Work required: Please find all lines in the data that hold the string "معلوم" and copy them.

Excerpted records:
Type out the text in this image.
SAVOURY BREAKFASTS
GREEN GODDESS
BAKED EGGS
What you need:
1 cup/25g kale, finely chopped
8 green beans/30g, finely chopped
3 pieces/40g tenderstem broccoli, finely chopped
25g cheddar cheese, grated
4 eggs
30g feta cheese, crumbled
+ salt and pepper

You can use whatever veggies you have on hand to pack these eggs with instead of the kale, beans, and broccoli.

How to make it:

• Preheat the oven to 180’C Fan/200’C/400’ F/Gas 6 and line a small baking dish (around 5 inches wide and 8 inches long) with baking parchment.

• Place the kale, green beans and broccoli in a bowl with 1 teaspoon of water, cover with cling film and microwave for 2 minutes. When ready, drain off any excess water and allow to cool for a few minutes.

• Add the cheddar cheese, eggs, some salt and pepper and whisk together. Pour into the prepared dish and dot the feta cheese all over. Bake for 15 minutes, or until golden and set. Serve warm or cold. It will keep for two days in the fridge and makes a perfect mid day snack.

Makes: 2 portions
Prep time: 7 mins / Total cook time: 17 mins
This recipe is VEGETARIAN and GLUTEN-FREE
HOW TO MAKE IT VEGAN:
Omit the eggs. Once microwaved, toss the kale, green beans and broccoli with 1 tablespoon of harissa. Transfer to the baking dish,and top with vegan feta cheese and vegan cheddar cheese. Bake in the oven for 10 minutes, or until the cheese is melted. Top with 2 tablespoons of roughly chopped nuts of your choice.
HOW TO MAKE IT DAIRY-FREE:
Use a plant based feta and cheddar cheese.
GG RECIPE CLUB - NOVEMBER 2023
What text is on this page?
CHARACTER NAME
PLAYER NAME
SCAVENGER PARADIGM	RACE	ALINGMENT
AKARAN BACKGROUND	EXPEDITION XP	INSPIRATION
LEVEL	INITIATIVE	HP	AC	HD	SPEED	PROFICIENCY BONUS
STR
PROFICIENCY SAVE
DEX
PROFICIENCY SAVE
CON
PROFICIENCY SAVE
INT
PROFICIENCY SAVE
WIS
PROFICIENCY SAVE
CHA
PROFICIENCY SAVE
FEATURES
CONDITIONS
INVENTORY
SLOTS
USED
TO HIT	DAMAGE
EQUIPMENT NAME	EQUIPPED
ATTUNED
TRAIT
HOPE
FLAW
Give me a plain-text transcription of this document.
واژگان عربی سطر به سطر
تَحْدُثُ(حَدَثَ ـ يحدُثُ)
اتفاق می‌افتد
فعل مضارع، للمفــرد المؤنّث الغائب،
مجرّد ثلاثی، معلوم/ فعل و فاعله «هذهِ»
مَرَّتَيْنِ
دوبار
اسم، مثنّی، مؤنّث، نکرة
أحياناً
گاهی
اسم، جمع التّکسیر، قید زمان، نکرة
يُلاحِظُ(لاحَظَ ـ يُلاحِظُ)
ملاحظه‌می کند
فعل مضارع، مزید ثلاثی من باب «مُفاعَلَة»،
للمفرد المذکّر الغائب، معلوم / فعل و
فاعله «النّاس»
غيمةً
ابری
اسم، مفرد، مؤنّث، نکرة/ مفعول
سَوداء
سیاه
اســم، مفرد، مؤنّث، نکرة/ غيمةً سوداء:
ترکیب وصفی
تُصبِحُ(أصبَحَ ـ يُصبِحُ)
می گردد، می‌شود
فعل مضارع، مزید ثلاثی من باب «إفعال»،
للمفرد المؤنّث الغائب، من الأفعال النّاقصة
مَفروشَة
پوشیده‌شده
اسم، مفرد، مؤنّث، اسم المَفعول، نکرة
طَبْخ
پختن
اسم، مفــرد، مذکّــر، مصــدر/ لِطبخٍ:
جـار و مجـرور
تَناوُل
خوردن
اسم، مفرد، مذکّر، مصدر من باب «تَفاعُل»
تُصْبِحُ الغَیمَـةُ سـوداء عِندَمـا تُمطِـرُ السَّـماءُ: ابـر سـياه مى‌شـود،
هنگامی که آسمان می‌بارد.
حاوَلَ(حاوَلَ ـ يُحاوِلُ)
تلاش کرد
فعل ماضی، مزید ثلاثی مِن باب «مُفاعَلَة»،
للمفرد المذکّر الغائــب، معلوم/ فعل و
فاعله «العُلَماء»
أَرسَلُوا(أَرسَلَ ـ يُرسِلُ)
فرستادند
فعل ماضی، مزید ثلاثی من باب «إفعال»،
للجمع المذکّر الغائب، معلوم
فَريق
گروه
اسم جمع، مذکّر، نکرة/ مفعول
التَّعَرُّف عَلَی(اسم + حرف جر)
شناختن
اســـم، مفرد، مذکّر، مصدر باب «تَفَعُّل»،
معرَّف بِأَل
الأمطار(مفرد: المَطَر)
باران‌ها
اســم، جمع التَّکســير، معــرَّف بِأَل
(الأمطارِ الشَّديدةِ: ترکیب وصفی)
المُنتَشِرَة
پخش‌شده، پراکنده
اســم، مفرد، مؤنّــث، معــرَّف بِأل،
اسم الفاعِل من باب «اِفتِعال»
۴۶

Exercise response:
مجرّد ثلاثی، معلوم/ فعل و فاعله «هذهِ»
للمفرد المذکّر الغائب، معلوم / فعل و
للمفرد المذکّر الغائــب، معلوم/ فعل و
للجمع المذکّر الغائب، معلوم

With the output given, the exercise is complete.